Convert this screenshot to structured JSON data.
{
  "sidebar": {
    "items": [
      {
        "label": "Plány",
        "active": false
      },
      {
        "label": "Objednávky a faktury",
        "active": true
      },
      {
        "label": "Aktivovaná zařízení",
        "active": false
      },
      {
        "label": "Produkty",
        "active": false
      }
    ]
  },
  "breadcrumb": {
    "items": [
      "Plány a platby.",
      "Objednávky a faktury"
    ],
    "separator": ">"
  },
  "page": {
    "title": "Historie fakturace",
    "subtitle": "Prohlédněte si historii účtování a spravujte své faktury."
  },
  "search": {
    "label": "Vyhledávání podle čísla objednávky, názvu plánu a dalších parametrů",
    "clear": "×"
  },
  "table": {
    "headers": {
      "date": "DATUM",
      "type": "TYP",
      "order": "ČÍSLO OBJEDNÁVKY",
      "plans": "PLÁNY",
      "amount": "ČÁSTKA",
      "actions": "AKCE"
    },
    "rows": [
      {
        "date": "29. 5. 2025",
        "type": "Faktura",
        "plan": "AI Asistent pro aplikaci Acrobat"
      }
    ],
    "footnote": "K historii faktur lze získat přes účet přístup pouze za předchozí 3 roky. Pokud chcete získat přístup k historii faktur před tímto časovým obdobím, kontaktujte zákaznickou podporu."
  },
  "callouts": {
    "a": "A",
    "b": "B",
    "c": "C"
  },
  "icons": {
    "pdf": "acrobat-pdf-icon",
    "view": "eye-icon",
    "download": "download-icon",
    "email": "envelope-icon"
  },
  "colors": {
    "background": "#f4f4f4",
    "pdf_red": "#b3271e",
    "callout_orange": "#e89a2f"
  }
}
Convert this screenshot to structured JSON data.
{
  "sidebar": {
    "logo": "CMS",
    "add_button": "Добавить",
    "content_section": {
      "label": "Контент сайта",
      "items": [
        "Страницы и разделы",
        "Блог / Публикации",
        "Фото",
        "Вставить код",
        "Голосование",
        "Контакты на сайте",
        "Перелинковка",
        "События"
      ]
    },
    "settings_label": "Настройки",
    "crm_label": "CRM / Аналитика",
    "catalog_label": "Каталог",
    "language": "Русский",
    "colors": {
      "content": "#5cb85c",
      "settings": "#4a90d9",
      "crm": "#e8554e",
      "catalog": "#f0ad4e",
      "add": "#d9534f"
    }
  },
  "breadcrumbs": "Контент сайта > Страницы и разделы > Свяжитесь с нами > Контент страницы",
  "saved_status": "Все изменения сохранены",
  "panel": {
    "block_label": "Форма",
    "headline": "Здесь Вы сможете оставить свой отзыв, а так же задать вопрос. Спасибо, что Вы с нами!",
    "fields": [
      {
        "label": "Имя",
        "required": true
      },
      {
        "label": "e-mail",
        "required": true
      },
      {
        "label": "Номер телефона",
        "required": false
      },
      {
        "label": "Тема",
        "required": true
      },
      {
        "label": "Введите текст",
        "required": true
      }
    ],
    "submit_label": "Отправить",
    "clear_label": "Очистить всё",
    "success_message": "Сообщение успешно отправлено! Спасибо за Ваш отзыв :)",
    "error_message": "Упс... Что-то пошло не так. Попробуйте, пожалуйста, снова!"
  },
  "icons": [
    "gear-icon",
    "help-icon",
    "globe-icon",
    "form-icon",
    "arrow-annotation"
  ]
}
━━━━━━━━━━
> _Exercise directions_
Pick out each line that holds the string "сайта".

> _Written solution_
      "label": "Контент сайта",
  "breadcrumbs": "Контент сайта > Страницы и разделы > Свяжитесь с нами > Контент страницы",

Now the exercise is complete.